■ **Required task**: Return every record below exactly as written, omitting any pictures.

■ **The input**:
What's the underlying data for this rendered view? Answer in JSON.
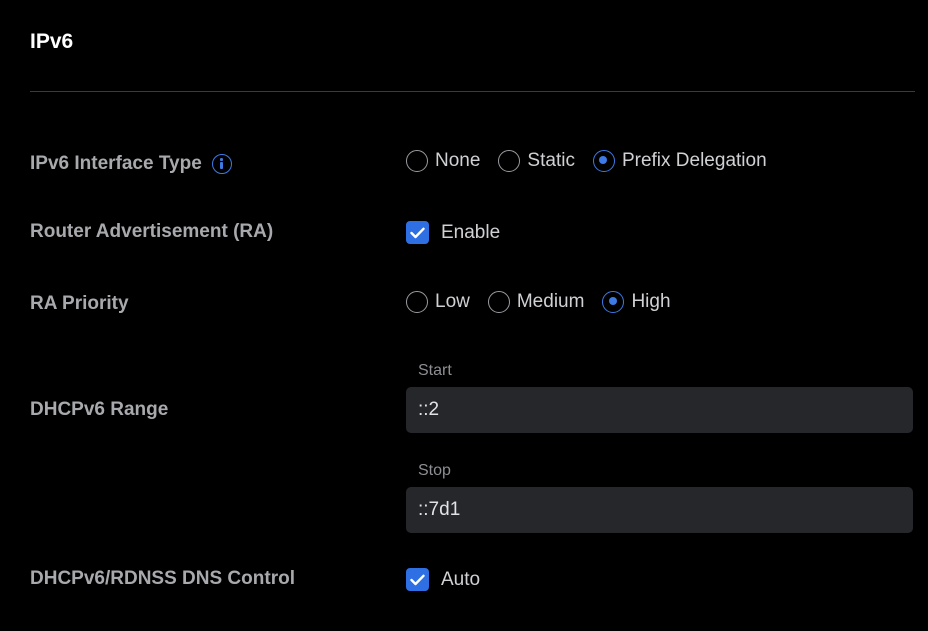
{
  "section": {
    "title": "IPv6"
  },
  "interface_type": {
    "label": "IPv6 Interface Type",
    "options": [
      "None",
      "Static",
      "Prefix Delegation"
    ],
    "selected": "Prefix Delegation"
  },
  "router_advertisement": {
    "label": "Router Advertisement (RA)",
    "checkbox_label": "Enable",
    "checked": true
  },
  "ra_priority": {
    "label": "RA Priority",
    "options": [
      "Low",
      "Medium",
      "High"
    ],
    "selected": "High"
  },
  "dhcpv6_range": {
    "label": "DHCPv6 Range",
    "start_label": "Start",
    "start_value": "::2",
    "stop_label": "Stop",
    "stop_value": "::7d1"
  },
  "dns_control": {
    "label": "DHCPv6/RDNSS DNS Control",
    "checkbox_label": "Auto",
    "checked": true
  },
  "colors": {
    "accent": "#3d7ae6",
    "checkbox": "#2f6fe4",
    "background": "#000000",
    "field": "#26272b"
  }
}
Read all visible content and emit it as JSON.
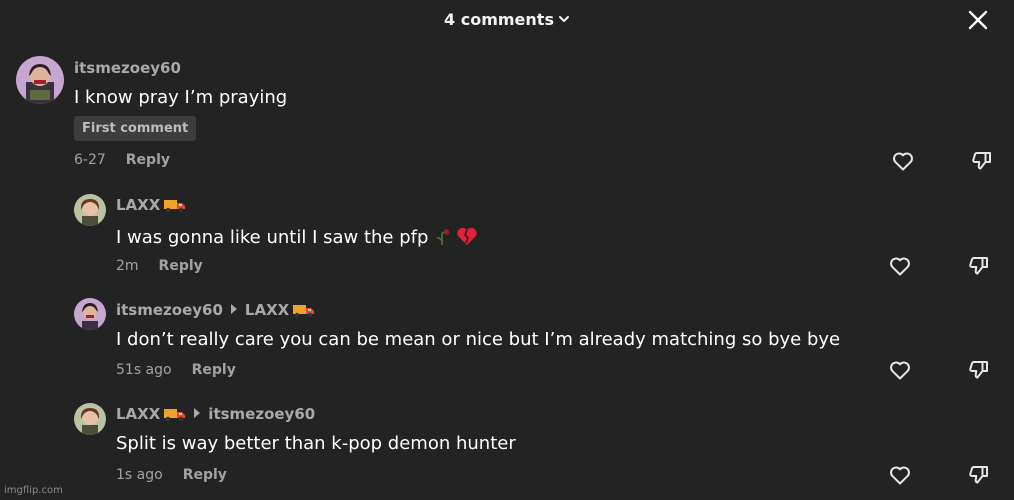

■ **Task output**:
What's the underlying data for this rendered view? Answer in JSON.
{
  "section": {
    "title": "IPv6"
  },
  "interface_type": {
    "label": "IPv6 Interface Type",
    "options": [
      "None",
      "Static",
      "Prefix Delegation"
    ],
    "selected": "Prefix Delegation"
  },
  "router_advertisement": {
    "label": "Router Advertisement (RA)",
    "checkbox_label": "Enable",
    "checked": true
  },
  "ra_priority": {
    "label": "RA Priority",
    "options": [
      "Low",
      "Medium",
      "High"
    ],
    "selected": "High"
  },
  "dhcpv6_range": {
    "label": "DHCPv6 Range",
    "start_label": "Start",
    "start_value": "::2",
    "stop_label": "Stop",
    "stop_value": "::7d1"
  },
  "dns_control": {
    "label": "DHCPv6/RDNSS DNS Control",
    "checkbox_label": "Auto",
    "checked": true
  },
  "colors": {
    "accent": "#3d7ae6",
    "checkbox": "#2f6fe4",
    "background": "#000000",
    "field": "#26272b"
  }
}
Read all visible content and emit it as JSON.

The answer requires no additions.